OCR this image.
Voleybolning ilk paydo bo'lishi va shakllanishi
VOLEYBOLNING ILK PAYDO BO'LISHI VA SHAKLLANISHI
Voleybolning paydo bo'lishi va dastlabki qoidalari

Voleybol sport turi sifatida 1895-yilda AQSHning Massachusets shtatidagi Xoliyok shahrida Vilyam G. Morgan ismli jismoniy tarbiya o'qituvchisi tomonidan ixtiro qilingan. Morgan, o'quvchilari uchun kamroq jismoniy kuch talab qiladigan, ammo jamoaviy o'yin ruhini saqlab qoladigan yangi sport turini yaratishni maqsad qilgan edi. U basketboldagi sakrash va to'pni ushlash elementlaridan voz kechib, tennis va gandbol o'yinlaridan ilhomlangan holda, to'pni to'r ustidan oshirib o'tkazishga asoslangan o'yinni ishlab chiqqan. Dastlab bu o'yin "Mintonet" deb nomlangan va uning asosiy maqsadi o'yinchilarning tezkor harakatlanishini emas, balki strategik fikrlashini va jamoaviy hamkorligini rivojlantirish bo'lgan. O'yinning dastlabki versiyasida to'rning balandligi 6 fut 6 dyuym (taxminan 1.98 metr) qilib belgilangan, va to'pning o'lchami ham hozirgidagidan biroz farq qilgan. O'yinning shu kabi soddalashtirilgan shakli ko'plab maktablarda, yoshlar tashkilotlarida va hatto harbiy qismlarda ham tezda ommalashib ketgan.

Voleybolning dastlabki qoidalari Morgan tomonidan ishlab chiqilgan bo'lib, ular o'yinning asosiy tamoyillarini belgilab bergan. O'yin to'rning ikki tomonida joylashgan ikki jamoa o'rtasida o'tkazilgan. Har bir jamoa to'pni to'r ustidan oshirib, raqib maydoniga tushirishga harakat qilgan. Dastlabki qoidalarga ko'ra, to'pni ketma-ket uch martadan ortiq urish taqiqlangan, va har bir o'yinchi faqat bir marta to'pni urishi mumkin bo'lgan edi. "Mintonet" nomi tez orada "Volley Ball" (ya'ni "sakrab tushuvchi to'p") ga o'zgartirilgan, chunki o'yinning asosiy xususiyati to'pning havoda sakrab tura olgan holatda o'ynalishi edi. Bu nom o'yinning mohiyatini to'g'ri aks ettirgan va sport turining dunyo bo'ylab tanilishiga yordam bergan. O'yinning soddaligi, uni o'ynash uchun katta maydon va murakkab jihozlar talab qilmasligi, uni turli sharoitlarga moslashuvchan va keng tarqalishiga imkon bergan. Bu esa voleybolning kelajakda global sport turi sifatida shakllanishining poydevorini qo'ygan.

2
****
■ **Task description**: In the listing, find every line containing the word "qoidalari" and list it.

■ **Complete output**:
Voleybolning paydo bo'lishi va dastlabki qoidalari
Voleybolning dastlabki qoidalari Morgan tomonidan ishlab chiqilgan bo'lib, ular o'yinning asosiy tamoyillarini belgilab bergan. O'yin to'rning ikki tomonida joylashgan ikki jamoa o'rtasida o'tkazilgan. Har bir jamoa to'pni to'r ustidan oshirib, raqib maydoniga tushirishga harakat qilgan. Dastlabki qoidalarga ko'ra, to'pni ketma-ket uch martadan ortiq urish taqiqlangan, va har bir o'yinchi faqat bir marta to'pni urishi mumkin bo'lgan edi. "Mintonet" nomi tez orada "Volley Ball" (ya'ni "sakrab tushuvchi to'p") ga o'zgartirilgan, chunki o'yinning asosiy xususiyati to'pning havoda sakrab tura olgan holatda o'ynalishi edi. Bu nom o'yinning mohiyatini to'g'ri aks ettirgan va sport turining dunyo bo'ylab tanilishiga yordam bergan. O'yinning soddaligi, uni o'ynash uchun katta maydon va murakkab jihozlar talab qilmasligi, uni turli sharoitlarga moslashuvchan va keng tarqalishiga imkon bergan. Bu esa voleybolning kelajakda global sport turi sifatida shakllanishining poydevorini qo'ygan.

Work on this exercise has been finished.